EXERCISE OBJECTIVE:
Identify each line containing the word "xlabel" and copy it.

..............................

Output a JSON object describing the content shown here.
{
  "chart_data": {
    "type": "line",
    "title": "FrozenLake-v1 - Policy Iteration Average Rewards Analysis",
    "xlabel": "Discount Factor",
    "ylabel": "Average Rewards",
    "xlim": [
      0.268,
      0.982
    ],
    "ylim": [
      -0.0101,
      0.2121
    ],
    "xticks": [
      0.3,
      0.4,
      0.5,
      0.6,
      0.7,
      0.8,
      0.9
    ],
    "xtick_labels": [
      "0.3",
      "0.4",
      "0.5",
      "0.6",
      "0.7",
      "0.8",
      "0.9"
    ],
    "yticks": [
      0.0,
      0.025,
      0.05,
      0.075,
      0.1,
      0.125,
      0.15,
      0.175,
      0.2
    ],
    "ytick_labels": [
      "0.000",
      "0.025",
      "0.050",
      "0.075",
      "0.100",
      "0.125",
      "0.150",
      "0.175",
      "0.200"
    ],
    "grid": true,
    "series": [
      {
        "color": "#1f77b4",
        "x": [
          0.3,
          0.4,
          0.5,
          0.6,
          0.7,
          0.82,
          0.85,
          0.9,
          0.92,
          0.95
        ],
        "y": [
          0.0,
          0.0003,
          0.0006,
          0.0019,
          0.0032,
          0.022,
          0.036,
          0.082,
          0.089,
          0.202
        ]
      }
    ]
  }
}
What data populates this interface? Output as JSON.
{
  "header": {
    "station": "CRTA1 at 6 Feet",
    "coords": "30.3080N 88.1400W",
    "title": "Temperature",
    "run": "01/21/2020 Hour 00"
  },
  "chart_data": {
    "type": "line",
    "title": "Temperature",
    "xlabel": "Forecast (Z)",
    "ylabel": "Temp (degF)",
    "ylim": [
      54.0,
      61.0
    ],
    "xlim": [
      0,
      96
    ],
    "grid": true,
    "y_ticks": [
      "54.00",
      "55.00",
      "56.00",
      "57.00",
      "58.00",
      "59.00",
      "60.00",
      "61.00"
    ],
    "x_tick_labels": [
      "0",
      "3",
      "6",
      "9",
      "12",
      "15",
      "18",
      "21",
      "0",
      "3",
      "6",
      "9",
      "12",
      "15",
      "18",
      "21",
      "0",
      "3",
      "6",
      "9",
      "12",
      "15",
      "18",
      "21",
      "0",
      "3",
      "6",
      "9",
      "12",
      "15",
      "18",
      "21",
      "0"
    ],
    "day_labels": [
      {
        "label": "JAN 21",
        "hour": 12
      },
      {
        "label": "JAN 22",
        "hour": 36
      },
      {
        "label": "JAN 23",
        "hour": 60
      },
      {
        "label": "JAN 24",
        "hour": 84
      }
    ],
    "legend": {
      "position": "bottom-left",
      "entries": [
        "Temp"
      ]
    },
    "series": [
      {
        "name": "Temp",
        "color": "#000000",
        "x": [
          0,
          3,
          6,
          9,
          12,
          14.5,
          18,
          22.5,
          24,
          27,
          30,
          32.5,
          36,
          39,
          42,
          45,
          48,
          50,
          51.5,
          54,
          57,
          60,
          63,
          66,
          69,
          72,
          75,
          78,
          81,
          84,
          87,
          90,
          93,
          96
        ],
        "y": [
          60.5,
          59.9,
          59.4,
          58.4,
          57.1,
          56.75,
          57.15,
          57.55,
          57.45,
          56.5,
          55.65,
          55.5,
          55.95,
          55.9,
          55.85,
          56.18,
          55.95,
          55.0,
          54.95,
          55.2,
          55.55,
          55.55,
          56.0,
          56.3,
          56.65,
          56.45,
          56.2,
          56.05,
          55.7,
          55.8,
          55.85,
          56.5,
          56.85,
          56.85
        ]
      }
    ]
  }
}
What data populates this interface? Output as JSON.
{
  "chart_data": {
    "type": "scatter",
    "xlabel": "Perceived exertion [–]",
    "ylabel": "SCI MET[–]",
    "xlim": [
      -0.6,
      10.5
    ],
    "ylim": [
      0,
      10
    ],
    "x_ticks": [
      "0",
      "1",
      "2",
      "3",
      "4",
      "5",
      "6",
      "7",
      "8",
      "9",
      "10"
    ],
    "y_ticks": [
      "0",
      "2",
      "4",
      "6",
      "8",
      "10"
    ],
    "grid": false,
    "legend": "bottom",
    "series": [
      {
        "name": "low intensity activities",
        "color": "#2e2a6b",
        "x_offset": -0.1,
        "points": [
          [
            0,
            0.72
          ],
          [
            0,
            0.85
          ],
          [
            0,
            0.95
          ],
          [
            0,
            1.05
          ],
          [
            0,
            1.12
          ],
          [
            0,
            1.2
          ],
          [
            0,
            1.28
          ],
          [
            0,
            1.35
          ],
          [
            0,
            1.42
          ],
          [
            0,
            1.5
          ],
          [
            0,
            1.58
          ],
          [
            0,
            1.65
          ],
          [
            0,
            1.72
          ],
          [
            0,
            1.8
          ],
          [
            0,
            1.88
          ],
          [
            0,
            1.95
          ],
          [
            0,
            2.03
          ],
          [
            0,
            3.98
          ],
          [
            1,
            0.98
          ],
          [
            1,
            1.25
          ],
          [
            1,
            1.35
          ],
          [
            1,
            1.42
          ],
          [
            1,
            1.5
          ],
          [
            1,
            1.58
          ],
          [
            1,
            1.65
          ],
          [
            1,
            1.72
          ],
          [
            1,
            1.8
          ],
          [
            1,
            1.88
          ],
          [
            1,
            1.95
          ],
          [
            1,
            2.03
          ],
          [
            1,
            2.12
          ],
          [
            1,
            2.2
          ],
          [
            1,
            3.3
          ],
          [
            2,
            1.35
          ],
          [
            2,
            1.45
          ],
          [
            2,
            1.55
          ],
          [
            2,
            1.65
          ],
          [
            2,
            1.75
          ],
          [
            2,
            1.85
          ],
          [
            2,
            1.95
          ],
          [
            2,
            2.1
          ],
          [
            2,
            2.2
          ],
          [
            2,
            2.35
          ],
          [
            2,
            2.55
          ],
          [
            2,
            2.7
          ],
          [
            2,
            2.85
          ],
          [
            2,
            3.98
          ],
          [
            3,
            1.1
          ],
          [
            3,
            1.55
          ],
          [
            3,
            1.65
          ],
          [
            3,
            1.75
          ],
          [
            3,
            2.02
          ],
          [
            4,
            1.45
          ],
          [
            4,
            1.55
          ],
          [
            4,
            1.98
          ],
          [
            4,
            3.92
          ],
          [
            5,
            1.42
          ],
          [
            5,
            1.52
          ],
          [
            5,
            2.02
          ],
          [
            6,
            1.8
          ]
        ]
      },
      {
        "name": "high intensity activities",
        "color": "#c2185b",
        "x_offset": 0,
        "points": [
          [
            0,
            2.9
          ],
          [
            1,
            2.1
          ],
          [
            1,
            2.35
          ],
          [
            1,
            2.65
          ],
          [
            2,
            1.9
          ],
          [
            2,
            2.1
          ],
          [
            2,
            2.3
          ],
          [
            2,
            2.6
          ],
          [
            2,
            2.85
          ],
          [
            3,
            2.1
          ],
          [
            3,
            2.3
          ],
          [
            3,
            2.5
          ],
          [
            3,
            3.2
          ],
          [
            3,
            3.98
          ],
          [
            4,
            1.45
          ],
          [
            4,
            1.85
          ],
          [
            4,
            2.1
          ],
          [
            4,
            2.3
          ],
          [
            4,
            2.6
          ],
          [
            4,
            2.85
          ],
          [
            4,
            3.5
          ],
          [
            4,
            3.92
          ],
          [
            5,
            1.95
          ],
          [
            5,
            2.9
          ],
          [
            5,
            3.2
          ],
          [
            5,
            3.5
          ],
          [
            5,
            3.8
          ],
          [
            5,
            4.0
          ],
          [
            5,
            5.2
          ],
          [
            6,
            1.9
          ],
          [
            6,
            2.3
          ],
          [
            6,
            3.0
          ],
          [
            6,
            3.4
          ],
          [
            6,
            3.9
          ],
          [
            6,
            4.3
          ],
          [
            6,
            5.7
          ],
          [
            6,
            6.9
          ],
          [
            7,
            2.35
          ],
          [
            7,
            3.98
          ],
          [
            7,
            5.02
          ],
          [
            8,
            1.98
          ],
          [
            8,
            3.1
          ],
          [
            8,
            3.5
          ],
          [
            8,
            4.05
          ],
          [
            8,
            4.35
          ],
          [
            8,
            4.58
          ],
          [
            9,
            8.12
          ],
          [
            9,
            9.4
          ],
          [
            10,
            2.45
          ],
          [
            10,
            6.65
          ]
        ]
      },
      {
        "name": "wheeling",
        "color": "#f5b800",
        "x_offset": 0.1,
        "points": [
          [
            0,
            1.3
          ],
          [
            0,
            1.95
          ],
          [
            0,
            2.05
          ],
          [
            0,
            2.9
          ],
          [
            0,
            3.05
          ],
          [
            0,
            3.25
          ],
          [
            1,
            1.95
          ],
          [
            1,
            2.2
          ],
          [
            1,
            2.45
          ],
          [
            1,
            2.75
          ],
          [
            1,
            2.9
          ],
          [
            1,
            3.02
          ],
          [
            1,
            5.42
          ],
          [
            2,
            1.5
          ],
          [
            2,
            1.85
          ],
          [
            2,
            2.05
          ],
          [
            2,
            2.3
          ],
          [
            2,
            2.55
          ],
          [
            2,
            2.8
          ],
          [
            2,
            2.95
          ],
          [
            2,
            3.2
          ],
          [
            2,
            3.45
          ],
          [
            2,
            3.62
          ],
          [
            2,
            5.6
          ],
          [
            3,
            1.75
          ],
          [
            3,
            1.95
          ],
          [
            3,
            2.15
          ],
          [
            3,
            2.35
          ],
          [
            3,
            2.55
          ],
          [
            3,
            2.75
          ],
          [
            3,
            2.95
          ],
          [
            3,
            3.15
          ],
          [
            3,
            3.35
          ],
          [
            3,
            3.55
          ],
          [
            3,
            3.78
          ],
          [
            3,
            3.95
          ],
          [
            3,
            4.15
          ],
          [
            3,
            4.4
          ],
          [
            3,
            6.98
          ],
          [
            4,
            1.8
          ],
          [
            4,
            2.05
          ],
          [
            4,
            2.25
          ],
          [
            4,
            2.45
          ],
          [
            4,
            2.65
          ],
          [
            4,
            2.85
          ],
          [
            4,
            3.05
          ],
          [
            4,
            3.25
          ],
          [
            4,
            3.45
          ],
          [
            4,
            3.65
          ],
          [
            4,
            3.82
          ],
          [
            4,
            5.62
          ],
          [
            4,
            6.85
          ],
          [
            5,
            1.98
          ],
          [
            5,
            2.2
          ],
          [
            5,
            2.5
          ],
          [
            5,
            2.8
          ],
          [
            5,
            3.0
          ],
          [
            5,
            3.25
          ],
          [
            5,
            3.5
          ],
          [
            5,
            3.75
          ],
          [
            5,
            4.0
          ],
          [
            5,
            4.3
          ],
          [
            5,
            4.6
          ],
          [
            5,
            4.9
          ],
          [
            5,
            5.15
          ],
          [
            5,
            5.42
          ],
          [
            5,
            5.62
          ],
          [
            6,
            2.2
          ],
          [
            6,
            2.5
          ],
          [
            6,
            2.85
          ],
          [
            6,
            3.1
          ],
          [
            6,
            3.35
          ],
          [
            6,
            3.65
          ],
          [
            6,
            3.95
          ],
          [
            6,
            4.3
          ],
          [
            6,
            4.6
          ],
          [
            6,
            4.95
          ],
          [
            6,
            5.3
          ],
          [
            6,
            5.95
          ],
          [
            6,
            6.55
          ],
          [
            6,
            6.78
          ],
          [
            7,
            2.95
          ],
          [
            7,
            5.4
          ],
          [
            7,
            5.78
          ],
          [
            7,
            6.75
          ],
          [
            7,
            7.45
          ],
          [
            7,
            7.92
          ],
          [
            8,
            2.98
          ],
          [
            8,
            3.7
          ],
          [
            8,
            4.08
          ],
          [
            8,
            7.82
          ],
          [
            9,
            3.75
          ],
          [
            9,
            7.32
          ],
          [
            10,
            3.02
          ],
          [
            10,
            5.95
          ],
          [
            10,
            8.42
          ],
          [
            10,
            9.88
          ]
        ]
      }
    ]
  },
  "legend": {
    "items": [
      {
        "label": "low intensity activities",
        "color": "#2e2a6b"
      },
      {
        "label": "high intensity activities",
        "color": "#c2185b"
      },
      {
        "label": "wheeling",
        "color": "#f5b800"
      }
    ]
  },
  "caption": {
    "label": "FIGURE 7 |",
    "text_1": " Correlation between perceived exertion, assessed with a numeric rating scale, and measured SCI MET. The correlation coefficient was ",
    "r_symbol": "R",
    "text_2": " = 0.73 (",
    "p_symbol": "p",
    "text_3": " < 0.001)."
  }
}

..............................

CORRECT OUTPUT:
    "xlabel": "Discount Factor",
    "xlabel": "Forecast (Z)",
    "xlabel": "Perceived exertion [–]",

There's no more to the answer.